• **ENTRIES SUPPLIED**

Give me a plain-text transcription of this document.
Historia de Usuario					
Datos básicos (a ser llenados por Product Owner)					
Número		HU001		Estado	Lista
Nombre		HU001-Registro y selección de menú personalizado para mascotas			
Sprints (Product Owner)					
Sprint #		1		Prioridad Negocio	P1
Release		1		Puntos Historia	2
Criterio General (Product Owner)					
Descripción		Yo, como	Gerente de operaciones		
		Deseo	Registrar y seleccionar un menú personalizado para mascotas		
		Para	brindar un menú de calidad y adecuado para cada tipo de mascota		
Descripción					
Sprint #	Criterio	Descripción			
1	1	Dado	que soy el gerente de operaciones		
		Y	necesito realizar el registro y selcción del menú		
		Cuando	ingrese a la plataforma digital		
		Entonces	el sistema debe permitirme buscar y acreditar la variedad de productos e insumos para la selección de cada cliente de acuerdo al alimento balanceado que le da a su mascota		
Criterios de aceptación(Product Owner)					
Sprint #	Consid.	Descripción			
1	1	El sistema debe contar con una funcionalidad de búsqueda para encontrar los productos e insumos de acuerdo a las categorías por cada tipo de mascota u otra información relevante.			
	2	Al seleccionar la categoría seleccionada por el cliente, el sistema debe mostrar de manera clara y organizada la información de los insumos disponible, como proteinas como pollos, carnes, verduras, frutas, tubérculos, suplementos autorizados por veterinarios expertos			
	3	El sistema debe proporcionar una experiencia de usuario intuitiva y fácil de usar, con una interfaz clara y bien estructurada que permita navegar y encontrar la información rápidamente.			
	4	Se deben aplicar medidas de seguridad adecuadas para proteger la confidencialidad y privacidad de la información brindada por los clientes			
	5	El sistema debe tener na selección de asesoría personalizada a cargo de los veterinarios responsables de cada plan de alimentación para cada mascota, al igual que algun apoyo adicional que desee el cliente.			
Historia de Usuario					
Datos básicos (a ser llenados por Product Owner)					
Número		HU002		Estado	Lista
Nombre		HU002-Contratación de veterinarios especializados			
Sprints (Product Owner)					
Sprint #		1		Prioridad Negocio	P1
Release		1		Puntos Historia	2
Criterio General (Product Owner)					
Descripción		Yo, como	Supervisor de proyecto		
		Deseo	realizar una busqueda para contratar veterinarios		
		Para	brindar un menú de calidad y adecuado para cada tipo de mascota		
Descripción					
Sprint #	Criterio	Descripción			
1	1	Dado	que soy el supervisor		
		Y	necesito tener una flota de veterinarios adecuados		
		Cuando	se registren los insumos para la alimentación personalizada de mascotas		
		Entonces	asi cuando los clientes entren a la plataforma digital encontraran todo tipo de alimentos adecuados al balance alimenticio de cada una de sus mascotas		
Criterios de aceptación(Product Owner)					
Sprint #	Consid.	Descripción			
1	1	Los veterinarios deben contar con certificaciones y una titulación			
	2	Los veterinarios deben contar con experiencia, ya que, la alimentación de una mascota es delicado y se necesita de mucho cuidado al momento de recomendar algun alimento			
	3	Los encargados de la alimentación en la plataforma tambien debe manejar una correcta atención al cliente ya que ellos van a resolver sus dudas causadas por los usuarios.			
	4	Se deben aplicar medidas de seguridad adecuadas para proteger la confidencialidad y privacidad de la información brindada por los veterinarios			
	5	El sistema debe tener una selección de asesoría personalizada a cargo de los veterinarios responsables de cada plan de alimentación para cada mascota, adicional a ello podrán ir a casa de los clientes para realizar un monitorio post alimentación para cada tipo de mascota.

• **EXERCISE PROMPT**
Restate all the material exactly, word for word.

• **RESULT OF THE TASK**
Give me a plain-text transcription of this document.
Historia de Usuario					
Datos básicos (a ser llenados por Product Owner)					
Número		HU001		Estado	Lista
Nombre		HU001-Registro y selección de menú personalizado para mascotas			
Sprints (Product Owner)					
Sprint #		1		Prioridad Negocio	P1
Release		1		Puntos Historia	2
Criterio General (Product Owner)					
Descripción		Yo, como	Gerente de operaciones		
		Deseo	Registrar y seleccionar un menú personalizado para mascotas		
		Para	brindar un menú de calidad y adecuado para cada tipo de mascota		
Descripción					
Sprint #	Criterio	Descripción			
1	1	Dado	que soy el gerente de operaciones		
		Y	necesito realizar el registro y selcción del menú		
		Cuando	ingrese a la plataforma digital		
		Entonces	el sistema debe permitirme buscar y acreditar la variedad de productos e insumos para la selección de cada cliente de acuerdo al alimento balanceado que le da a su mascota		
Criterios de aceptación(Product Owner)					
Sprint #	Consid.	Descripción			
1	1	El sistema debe contar con una funcionalidad de búsqueda para encontrar los productos e insumos de acuerdo a las categorías por cada tipo de mascota u otra información relevante.			
	2	Al seleccionar la categoría seleccionada por el cliente, el sistema debe mostrar de manera clara y organizada la información de los insumos disponible, como proteinas como pollos, carnes, verduras, frutas, tubérculos, suplementos autorizados por veterinarios expertos			
	3	El sistema debe proporcionar una experiencia de usuario intuitiva y fácil de usar, con una interfaz clara y bien estructurada que permita navegar y encontrar la información rápidamente.			
	4	Se deben aplicar medidas de seguridad adecuadas para proteger la confidencialidad y privacidad de la información brindada por los clientes			
	5	El sistema debe tener na selección de asesoría personalizada a cargo de los veterinarios responsables de cada plan de alimentación para cada mascota, al igual que algun apoyo adicional que desee el cliente.			
Historia de Usuario					
Datos básicos (a ser llenados por Product Owner)					
Número		HU002		Estado	Lista
Nombre		HU002-Contratación de veterinarios especializados			
Sprints (Product Owner)					
Sprint #		1		Prioridad Negocio	P1
Release		1		Puntos Historia	2
Criterio General (Product Owner)					
Descripción		Yo, como	Supervisor de proyecto		
		Deseo	realizar una busqueda para contratar veterinarios		
		Para	brindar un menú de calidad y adecuado para cada tipo de mascota		
Descripción					
Sprint #	Criterio	Descripción			
1	1	Dado	que soy el supervisor		
		Y	necesito tener una flota de veterinarios adecuados		
		Cuando	se registren los insumos para la alimentación personalizada de mascotas		
		Entonces	asi cuando los clientes entren a la plataforma digital encontraran todo tipo de alimentos adecuados al balance alimenticio de cada una de sus mascotas		
Criterios de aceptación(Product Owner)					
Sprint #	Consid.	Descripción			
1	1	Los veterinarios deben contar con certificaciones y una titulación			
	2	Los veterinarios deben contar con experiencia, ya que, la alimentación de una mascota es delicado y se necesita de mucho cuidado al momento de recomendar algun alimento			
	3	Los encargados de la alimentación en la plataforma tambien debe manejar una correcta atención al cliente ya que ellos van a resolver sus dudas causadas por los usuarios.			
	4	Se deben aplicar medidas de seguridad adecuadas para proteger la confidencialidad y privacidad de la información brindada por los veterinarios			
	5	El sistema debe tener una selección de asesoría personalizada a cargo de los veterinarios responsables de cada plan de alimentación para cada mascota, adicional a ello podrán ir a casa de los clientes para realizar un monitorio post alimentación para cada tipo de mascota.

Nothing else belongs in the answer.